Objective: Pictures in the records should not be copied, but every other part must be repeated exactly.

Excerpted records:
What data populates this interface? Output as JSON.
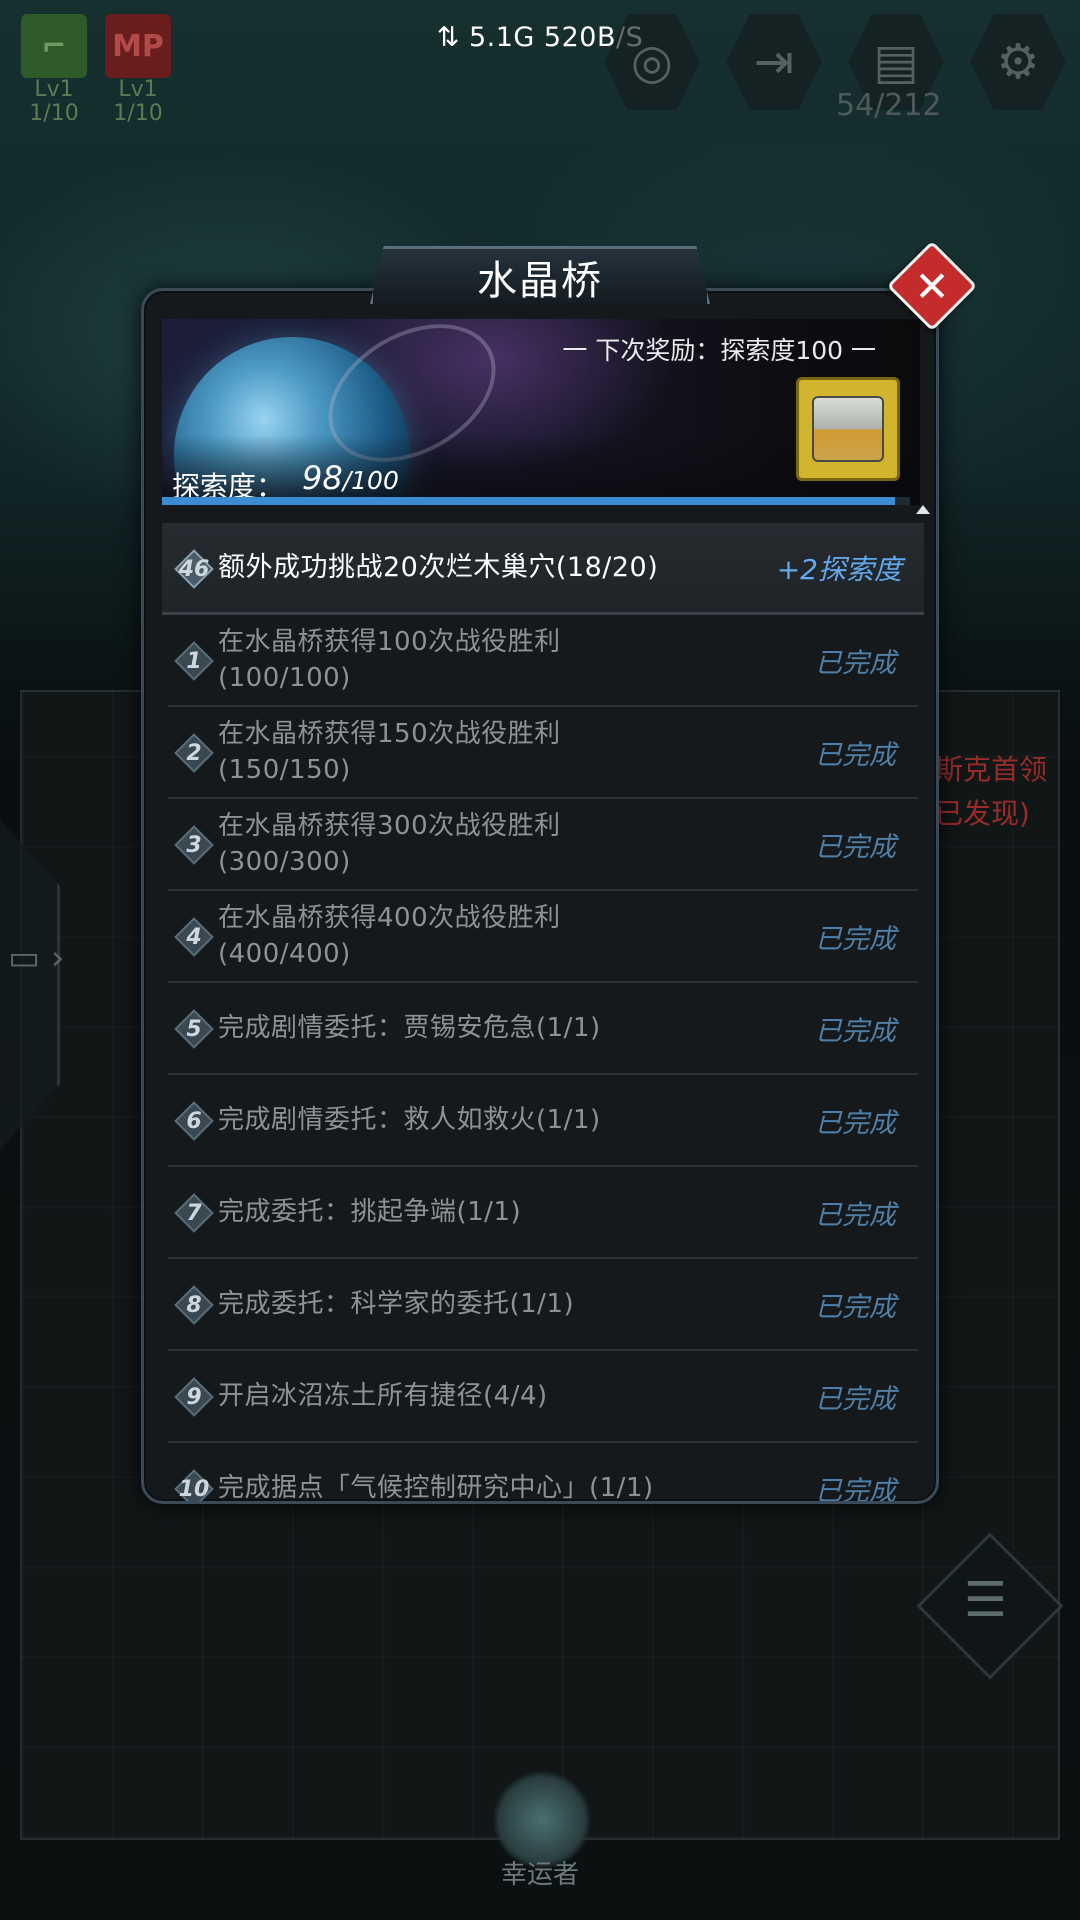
{
  "status_bar": {
    "network": "⇅ 5.1G 520B/S"
  },
  "hud": {
    "weapon_slots": [
      {
        "level": "Lv1",
        "count": "1/10",
        "color": "#2f5a2a"
      },
      {
        "level": "Lv1",
        "count": "1/10",
        "color": "#6a1d1d"
      }
    ],
    "bag_count": "54/212",
    "icons": [
      "target-icon",
      "exit-icon",
      "bag-icon",
      "gear-icon"
    ]
  },
  "background": {
    "side_text_line1": "斯克首领",
    "side_text_line2": "已发现)",
    "lucky_label": "幸运者"
  },
  "modal": {
    "title": "水晶桥",
    "close_label": "✕",
    "next_reward": "一 下次奖励：探索度100 一",
    "explore_label": "探索度：",
    "explore_current": "98",
    "explore_total": "/100",
    "explore_progress": 0.98,
    "colors": {
      "accent": "#62a8ec",
      "done": "#4f7fa6",
      "close": "#c42b2b",
      "progress": "#3b8cd2"
    }
  },
  "tasks": [
    {
      "num": "46",
      "line1": "额外成功挑战20次烂木巢穴(18/20)",
      "line2": "",
      "status": "+2探索度"
    },
    {
      "num": "1",
      "line1": "在水晶桥获得100次战役胜利",
      "line2": "(100/100)",
      "status": "已完成"
    },
    {
      "num": "2",
      "line1": "在水晶桥获得150次战役胜利",
      "line2": "(150/150)",
      "status": "已完成"
    },
    {
      "num": "3",
      "line1": "在水晶桥获得300次战役胜利",
      "line2": "(300/300)",
      "status": "已完成"
    },
    {
      "num": "4",
      "line1": "在水晶桥获得400次战役胜利",
      "line2": "(400/400)",
      "status": "已完成"
    },
    {
      "num": "5",
      "line1": "完成剧情委托：贾锡安危急(1/1)",
      "line2": "",
      "status": "已完成"
    },
    {
      "num": "6",
      "line1": "完成剧情委托：救人如救火(1/1)",
      "line2": "",
      "status": "已完成"
    },
    {
      "num": "7",
      "line1": "完成委托：挑起争端(1/1)",
      "line2": "",
      "status": "已完成"
    },
    {
      "num": "8",
      "line1": "完成委托：科学家的委托(1/1)",
      "line2": "",
      "status": "已完成"
    },
    {
      "num": "9",
      "line1": "开启冰沼冻土所有捷径(4/4)",
      "line2": "",
      "status": "已完成"
    },
    {
      "num": "10",
      "line1": "完成据点「气候控制研究中心」(1/1)",
      "line2": "",
      "status": "已完成"
    }
  ]
}
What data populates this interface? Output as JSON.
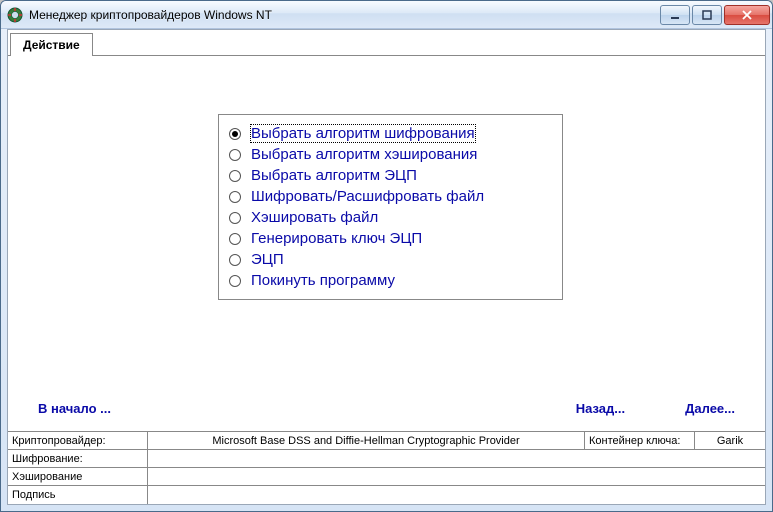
{
  "window": {
    "title": "Менеджер криптопровайдеров Windows NT"
  },
  "tabs": {
    "action": "Действие"
  },
  "options": [
    {
      "label": "Выбрать алгоритм шифрования",
      "selected": true
    },
    {
      "label": "Выбрать алгоритм хэширования",
      "selected": false
    },
    {
      "label": "Выбрать алгоритм ЭЦП",
      "selected": false
    },
    {
      "label": "Шифровать/Расшифровать файл",
      "selected": false
    },
    {
      "label": "Хэшировать файл",
      "selected": false
    },
    {
      "label": "Генерировать ключ ЭЦП",
      "selected": false
    },
    {
      "label": "ЭЦП",
      "selected": false
    },
    {
      "label": "Покинуть программу",
      "selected": false
    }
  ],
  "nav": {
    "start": "В начало ...",
    "back": "Назад...",
    "next": "Далее..."
  },
  "status": {
    "cryptoprovider_label": "Криптопровайдер:",
    "cryptoprovider_value": "Microsoft Base DSS and Diffie-Hellman Cryptographic Provider",
    "key_container_label": "Контейнер ключа:",
    "key_container_value": "Garik",
    "encryption_label": "Шифрование:",
    "encryption_value": "",
    "hashing_label": "Хэширование",
    "hashing_value": "",
    "signature_label": "Подпись",
    "signature_value": ""
  }
}
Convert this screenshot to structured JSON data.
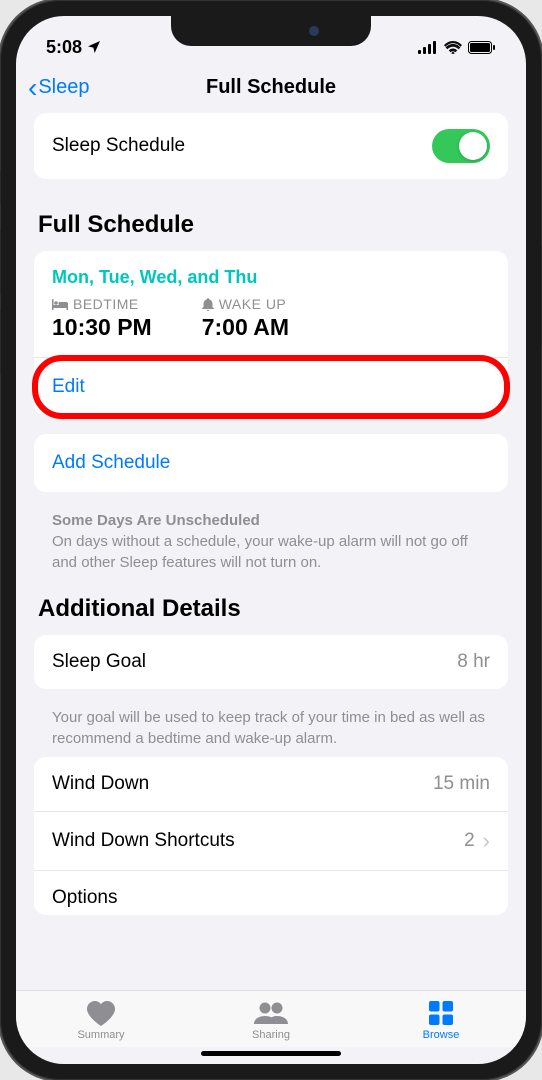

Problem solution:
What data populates this interface? Output as JSON.
{
  "status_bar": {
    "network": "⇅ 5.1G 520B/S"
  },
  "hud": {
    "weapon_slots": [
      {
        "level": "Lv1",
        "count": "1/10",
        "color": "#2f5a2a"
      },
      {
        "level": "Lv1",
        "count": "1/10",
        "color": "#6a1d1d"
      }
    ],
    "bag_count": "54/212",
    "icons": [
      "target-icon",
      "exit-icon",
      "bag-icon",
      "gear-icon"
    ]
  },
  "background": {
    "side_text_line1": "斯克首领",
    "side_text_line2": "已发现)",
    "lucky_label": "幸运者"
  },
  "modal": {
    "title": "水晶桥",
    "close_label": "✕",
    "next_reward": "一 下次奖励：探索度100 一",
    "explore_label": "探索度：",
    "explore_current": "98",
    "explore_total": "/100",
    "explore_progress": 0.98,
    "colors": {
      "accent": "#62a8ec",
      "done": "#4f7fa6",
      "close": "#c42b2b",
      "progress": "#3b8cd2"
    }
  },
  "tasks": [
    {
      "num": "46",
      "line1": "额外成功挑战20次烂木巢穴(18/20)",
      "line2": "",
      "status": "+2探索度"
    },
    {
      "num": "1",
      "line1": "在水晶桥获得100次战役胜利",
      "line2": "(100/100)",
      "status": "已完成"
    },
    {
      "num": "2",
      "line1": "在水晶桥获得150次战役胜利",
      "line2": "(150/150)",
      "status": "已完成"
    },
    {
      "num": "3",
      "line1": "在水晶桥获得300次战役胜利",
      "line2": "(300/300)",
      "status": "已完成"
    },
    {
      "num": "4",
      "line1": "在水晶桥获得400次战役胜利",
      "line2": "(400/400)",
      "status": "已完成"
    },
    {
      "num": "5",
      "line1": "完成剧情委托：贾锡安危急(1/1)",
      "line2": "",
      "status": "已完成"
    },
    {
      "num": "6",
      "line1": "完成剧情委托：救人如救火(1/1)",
      "line2": "",
      "status": "已完成"
    },
    {
      "num": "7",
      "line1": "完成委托：挑起争端(1/1)",
      "line2": "",
      "status": "已完成"
    },
    {
      "num": "8",
      "line1": "完成委托：科学家的委托(1/1)",
      "line2": "",
      "status": "已完成"
    },
    {
      "num": "9",
      "line1": "开启冰沼冻土所有捷径(4/4)",
      "line2": "",
      "status": "已完成"
    },
    {
      "num": "10",
      "line1": "完成据点「气候控制研究中心」(1/1)",
      "line2": "",
      "status": "已完成"
    }
  ]
}
What data populates this interface? Output as JSON.
{
  "window": {
    "title": "Менеджер криптопровайдеров Windows NT"
  },
  "tabs": {
    "action": "Действие"
  },
  "options": [
    {
      "label": "Выбрать алгоритм шифрования",
      "selected": true
    },
    {
      "label": "Выбрать алгоритм хэширования",
      "selected": false
    },
    {
      "label": "Выбрать алгоритм ЭЦП",
      "selected": false
    },
    {
      "label": "Шифровать/Расшифровать файл",
      "selected": false
    },
    {
      "label": "Хэшировать файл",
      "selected": false
    },
    {
      "label": "Генерировать ключ ЭЦП",
      "selected": false
    },
    {
      "label": "ЭЦП",
      "selected": false
    },
    {
      "label": "Покинуть программу",
      "selected": false
    }
  ],
  "nav": {
    "start": "В начало ...",
    "back": "Назад...",
    "next": "Далее..."
  },
  "status": {
    "cryptoprovider_label": "Криптопровайдер:",
    "cryptoprovider_value": "Microsoft Base DSS and Diffie-Hellman Cryptographic Provider",
    "key_container_label": "Контейнер ключа:",
    "key_container_value": "Garik",
    "encryption_label": "Шифрование:",
    "encryption_value": "",
    "hashing_label": "Хэширование",
    "hashing_value": "",
    "signature_label": "Подпись",
    "signature_value": ""
  }
}
Convert this screenshot to structured JSON data.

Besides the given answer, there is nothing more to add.